*Problem requirements*. Pull out everything in the data, from its first line down to the line containing "created-waveform-button[interactable]: Created Waveform", both included, and reproduce each of those lines without any change.

*Data supplied*.

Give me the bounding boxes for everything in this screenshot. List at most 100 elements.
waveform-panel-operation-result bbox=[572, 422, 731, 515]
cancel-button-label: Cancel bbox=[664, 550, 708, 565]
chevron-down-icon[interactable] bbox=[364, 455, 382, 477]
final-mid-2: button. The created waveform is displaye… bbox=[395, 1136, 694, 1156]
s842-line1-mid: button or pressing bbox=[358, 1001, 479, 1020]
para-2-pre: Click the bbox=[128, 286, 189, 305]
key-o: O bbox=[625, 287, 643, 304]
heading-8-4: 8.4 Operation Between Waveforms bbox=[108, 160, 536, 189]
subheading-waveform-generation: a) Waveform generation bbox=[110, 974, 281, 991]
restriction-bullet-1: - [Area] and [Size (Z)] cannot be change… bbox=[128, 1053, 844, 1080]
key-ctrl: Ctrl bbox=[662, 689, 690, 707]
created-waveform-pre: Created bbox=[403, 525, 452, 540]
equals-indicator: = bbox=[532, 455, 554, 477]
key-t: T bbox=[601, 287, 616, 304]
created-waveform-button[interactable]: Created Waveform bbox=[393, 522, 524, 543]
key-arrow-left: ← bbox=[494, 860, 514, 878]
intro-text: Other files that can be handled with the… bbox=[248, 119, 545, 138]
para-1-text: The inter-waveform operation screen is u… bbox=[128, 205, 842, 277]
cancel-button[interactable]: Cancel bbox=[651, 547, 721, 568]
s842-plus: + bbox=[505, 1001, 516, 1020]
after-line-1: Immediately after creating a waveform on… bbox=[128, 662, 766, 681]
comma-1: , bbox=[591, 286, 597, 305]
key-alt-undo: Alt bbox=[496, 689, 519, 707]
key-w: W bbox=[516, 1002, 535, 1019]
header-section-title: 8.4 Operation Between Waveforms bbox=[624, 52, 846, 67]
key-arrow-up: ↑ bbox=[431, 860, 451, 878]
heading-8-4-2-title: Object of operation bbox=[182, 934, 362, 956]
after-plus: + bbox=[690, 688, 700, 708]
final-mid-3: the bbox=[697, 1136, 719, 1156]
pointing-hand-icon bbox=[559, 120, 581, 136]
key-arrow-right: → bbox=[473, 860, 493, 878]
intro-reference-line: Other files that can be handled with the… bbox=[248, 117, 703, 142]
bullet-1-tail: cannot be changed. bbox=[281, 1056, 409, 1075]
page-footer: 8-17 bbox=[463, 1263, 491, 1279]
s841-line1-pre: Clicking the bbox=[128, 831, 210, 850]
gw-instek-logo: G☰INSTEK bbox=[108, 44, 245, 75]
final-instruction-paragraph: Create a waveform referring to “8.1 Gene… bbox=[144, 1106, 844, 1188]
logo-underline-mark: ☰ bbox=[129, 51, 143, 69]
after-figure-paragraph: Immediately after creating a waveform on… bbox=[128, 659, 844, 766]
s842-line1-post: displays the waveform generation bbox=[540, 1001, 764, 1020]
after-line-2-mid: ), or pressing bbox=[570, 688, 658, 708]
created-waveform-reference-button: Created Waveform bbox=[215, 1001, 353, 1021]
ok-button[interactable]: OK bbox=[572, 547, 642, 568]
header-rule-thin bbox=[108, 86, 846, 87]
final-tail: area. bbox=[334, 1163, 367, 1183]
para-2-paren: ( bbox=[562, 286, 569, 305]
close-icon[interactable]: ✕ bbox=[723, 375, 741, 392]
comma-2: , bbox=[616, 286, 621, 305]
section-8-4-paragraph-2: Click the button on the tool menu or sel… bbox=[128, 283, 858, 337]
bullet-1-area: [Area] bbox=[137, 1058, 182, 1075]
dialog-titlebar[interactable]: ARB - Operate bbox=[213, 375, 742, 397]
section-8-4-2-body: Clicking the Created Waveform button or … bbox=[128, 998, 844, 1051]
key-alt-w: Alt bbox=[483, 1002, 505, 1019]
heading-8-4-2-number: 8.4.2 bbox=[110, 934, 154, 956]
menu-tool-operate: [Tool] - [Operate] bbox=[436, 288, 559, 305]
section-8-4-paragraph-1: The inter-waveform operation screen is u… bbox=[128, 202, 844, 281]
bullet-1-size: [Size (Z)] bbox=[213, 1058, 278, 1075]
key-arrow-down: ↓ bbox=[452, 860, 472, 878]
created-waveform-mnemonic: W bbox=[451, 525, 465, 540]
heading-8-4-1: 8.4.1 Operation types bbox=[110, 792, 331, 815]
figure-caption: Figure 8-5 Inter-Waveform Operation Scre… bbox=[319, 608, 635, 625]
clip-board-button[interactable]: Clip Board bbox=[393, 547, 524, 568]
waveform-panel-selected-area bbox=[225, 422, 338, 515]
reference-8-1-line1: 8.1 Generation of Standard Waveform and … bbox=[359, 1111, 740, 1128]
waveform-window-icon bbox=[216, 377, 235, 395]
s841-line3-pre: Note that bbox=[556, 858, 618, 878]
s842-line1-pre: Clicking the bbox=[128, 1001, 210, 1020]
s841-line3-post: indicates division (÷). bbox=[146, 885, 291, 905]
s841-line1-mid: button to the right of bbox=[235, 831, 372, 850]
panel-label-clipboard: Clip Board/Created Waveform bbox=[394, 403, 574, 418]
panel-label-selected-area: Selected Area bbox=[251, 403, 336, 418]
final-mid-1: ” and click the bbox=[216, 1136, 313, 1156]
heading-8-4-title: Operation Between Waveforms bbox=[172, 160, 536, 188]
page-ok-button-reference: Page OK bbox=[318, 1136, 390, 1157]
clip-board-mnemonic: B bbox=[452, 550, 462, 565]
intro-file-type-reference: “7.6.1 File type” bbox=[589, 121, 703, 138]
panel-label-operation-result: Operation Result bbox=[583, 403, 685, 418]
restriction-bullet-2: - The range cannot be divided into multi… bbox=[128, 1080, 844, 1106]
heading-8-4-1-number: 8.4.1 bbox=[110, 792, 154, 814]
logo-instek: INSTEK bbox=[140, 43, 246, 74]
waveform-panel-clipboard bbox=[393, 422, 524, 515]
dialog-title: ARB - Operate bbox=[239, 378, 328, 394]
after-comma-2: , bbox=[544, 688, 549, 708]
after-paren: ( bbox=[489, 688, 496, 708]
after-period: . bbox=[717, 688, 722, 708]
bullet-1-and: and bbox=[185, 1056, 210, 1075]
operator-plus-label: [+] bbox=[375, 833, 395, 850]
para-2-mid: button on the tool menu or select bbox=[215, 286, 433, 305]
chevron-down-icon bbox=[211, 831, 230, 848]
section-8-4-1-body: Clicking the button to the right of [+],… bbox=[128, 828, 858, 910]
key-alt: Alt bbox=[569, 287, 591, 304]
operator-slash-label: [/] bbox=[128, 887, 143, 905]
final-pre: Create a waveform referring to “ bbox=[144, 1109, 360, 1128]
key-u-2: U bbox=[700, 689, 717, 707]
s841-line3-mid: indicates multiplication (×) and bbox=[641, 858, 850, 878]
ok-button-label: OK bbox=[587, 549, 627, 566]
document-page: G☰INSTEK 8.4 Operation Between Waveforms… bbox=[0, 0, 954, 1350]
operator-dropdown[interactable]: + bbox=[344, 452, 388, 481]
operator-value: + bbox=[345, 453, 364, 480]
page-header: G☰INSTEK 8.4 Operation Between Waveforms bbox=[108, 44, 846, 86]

*Full response*.
Give me the bounding boxes for everything in this screenshot. List at most 100 elements.
waveform-panel-operation-result bbox=[572, 422, 731, 515]
cancel-button-label: Cancel bbox=[664, 550, 708, 565]
chevron-down-icon[interactable] bbox=[364, 455, 382, 477]
final-mid-2: button. The created waveform is displaye… bbox=[395, 1136, 694, 1156]
s842-line1-mid: button or pressing bbox=[358, 1001, 479, 1020]
para-2-pre: Click the bbox=[128, 286, 189, 305]
key-o: O bbox=[625, 287, 643, 304]
heading-8-4: 8.4 Operation Between Waveforms bbox=[108, 160, 536, 189]
subheading-waveform-generation: a) Waveform generation bbox=[110, 974, 281, 991]
restriction-bullet-1: - [Area] and [Size (Z)] cannot be change… bbox=[128, 1053, 844, 1080]
key-ctrl: Ctrl bbox=[662, 689, 690, 707]
created-waveform-pre: Created bbox=[403, 525, 452, 540]
equals-indicator: = bbox=[532, 455, 554, 477]
key-t: T bbox=[601, 287, 616, 304]
created-waveform-button[interactable]: Created Waveform bbox=[393, 522, 524, 543]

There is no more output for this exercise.